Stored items

* * *

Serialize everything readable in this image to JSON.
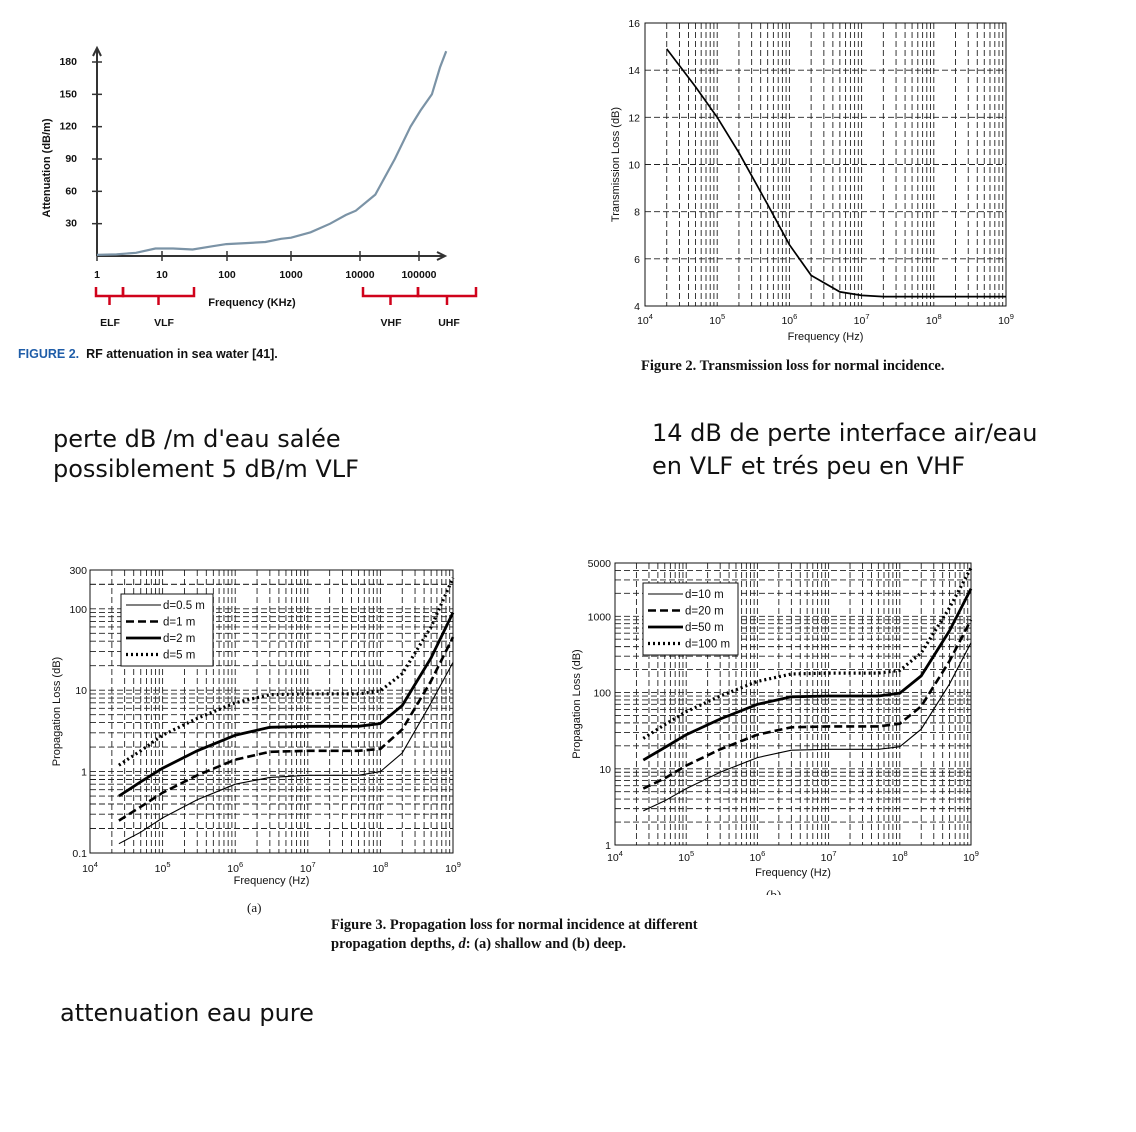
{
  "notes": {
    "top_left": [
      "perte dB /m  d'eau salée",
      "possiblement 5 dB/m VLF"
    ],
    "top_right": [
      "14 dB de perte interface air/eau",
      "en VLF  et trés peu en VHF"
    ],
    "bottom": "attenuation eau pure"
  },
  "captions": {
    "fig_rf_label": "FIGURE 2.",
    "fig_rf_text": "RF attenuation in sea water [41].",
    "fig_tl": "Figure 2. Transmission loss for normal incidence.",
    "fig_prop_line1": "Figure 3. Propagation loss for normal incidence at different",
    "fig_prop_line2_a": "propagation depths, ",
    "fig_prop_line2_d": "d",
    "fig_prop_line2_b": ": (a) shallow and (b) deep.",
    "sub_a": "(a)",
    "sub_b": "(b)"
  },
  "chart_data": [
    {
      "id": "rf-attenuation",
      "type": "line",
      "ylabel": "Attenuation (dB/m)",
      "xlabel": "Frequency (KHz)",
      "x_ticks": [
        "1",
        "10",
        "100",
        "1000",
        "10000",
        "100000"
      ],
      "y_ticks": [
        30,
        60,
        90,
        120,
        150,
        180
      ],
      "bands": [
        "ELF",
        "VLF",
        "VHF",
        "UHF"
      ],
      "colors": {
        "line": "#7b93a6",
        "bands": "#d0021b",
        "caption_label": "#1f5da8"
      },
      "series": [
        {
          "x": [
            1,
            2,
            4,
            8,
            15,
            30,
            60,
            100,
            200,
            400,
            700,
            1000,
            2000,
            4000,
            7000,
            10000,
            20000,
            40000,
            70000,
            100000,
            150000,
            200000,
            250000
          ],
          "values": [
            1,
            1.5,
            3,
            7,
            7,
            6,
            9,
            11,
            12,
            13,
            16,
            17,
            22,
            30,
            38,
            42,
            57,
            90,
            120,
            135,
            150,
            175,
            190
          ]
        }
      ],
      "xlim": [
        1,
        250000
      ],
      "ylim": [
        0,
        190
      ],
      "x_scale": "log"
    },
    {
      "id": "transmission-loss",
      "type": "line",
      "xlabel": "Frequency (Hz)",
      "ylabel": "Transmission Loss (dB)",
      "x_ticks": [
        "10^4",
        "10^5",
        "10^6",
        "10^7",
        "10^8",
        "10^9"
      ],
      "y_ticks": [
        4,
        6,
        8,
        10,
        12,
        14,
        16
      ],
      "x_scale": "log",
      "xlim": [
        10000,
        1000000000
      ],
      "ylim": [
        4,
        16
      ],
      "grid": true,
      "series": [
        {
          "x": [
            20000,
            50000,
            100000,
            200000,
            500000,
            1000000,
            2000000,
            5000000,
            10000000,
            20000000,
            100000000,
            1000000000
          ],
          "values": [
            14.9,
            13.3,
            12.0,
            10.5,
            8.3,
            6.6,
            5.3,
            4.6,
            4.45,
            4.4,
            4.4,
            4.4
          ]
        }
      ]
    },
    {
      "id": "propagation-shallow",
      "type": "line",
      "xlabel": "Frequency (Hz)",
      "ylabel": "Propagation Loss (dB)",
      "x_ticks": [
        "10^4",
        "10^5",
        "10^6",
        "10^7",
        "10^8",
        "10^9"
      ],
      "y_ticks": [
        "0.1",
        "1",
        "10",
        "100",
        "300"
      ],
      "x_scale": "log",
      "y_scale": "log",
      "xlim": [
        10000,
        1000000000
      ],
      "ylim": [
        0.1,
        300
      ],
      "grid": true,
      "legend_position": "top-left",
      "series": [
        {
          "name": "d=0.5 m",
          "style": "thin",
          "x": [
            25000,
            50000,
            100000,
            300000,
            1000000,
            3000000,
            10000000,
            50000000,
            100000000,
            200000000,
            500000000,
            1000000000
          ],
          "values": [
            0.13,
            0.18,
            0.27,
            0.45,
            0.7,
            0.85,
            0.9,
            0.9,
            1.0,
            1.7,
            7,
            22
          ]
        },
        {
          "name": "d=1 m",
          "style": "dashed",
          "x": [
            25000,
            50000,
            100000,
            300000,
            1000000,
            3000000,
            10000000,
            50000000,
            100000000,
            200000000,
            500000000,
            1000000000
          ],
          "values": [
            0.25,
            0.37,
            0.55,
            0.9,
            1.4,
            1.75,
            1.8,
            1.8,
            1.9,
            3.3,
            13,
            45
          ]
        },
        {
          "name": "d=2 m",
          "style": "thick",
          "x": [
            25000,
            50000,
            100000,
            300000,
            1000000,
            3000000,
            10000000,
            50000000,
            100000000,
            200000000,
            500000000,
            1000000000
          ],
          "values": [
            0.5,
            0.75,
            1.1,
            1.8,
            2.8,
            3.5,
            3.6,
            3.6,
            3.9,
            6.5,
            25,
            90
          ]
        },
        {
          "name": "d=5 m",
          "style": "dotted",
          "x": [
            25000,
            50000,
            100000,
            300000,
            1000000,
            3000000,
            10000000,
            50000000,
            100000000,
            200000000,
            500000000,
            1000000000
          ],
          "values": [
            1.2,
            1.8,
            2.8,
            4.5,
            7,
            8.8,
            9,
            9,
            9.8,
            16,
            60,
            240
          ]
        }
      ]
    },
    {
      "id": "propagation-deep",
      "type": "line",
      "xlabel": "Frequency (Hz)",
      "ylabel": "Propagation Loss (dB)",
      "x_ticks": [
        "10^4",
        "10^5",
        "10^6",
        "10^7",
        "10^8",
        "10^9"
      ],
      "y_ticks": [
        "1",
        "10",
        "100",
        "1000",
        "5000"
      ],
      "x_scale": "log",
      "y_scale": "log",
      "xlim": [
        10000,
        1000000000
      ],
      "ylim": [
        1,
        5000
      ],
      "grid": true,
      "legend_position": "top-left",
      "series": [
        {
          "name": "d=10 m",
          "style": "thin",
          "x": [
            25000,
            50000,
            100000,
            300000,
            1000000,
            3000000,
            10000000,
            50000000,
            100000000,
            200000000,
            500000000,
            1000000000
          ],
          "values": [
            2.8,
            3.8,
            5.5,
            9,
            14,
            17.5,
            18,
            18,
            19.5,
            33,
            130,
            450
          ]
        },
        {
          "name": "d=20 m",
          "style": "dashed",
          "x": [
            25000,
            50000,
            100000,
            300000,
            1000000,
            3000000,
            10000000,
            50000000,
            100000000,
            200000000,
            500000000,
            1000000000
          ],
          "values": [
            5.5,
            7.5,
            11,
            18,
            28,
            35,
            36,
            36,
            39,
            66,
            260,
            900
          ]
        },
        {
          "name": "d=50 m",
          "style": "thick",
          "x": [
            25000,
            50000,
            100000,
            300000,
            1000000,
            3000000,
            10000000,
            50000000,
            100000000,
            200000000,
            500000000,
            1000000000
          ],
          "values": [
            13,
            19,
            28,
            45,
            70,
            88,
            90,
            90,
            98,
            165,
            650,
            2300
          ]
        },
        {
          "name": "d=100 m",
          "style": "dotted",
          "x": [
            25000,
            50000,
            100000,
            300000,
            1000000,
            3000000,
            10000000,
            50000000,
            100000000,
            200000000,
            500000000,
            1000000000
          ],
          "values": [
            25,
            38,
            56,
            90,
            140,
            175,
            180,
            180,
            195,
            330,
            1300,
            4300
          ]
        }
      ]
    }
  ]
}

* * *

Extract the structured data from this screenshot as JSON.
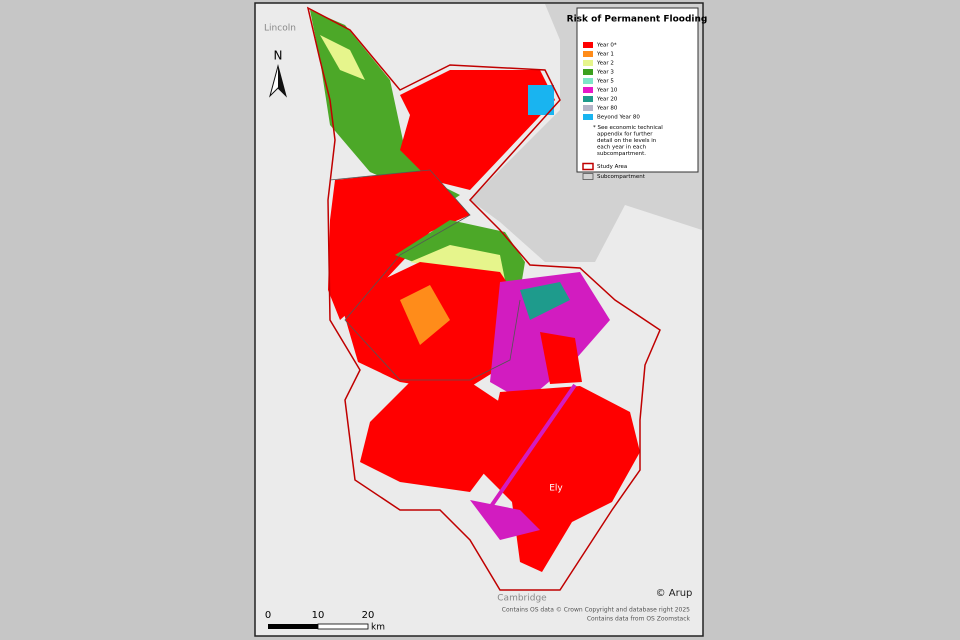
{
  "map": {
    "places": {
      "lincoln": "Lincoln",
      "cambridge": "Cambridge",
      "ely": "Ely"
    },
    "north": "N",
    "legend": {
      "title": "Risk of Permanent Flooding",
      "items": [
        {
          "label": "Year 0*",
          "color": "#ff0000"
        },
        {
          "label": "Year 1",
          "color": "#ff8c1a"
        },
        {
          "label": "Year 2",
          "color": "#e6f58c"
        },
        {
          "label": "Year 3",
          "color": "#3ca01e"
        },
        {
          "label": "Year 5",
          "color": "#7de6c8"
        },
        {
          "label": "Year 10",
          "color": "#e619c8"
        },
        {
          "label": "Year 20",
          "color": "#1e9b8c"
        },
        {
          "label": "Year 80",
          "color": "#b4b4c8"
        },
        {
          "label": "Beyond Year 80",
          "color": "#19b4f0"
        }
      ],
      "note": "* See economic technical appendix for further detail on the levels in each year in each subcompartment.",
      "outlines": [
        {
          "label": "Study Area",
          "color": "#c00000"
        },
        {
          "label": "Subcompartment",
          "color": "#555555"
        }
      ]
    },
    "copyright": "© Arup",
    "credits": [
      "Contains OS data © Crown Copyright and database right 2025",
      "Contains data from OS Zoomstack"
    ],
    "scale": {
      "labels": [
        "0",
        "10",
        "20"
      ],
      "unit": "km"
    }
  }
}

* * *

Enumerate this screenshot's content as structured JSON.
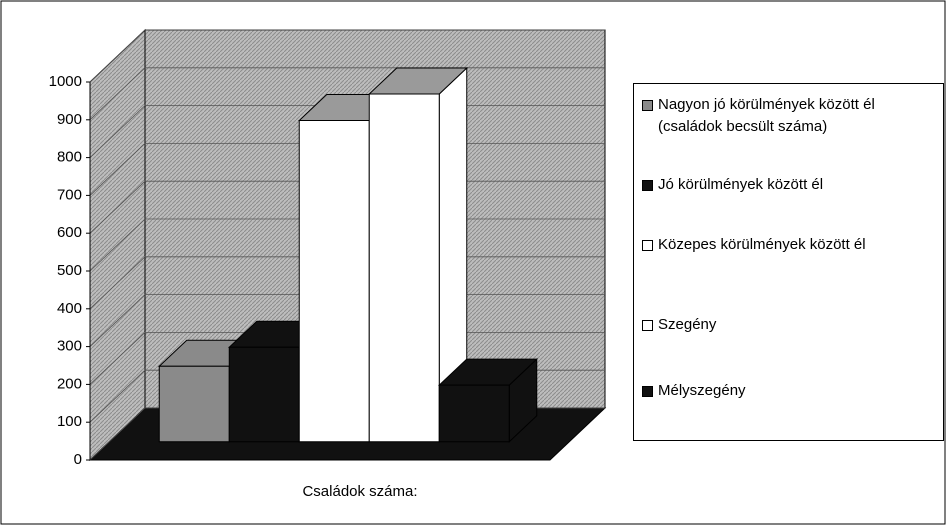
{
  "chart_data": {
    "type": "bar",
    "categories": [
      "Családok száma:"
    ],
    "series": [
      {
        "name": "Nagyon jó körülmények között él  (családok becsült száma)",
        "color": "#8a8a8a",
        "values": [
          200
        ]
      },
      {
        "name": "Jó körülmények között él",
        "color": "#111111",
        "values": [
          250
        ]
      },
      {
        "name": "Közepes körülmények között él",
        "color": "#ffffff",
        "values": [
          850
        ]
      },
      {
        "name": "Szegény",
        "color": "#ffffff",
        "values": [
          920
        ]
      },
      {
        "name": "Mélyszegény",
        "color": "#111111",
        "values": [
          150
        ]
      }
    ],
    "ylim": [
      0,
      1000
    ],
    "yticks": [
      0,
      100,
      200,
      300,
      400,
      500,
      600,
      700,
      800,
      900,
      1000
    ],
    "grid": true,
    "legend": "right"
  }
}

* * *

■ **Do this**: All lines that include "körülmények" are to be gathered and copied.

■ **Result of this task**:
        "name": "Nagyon jó körülmények között él  (családok becsült száma)",
        "name": "Jó körülmények között él",
        "name": "Közepes körülmények között él",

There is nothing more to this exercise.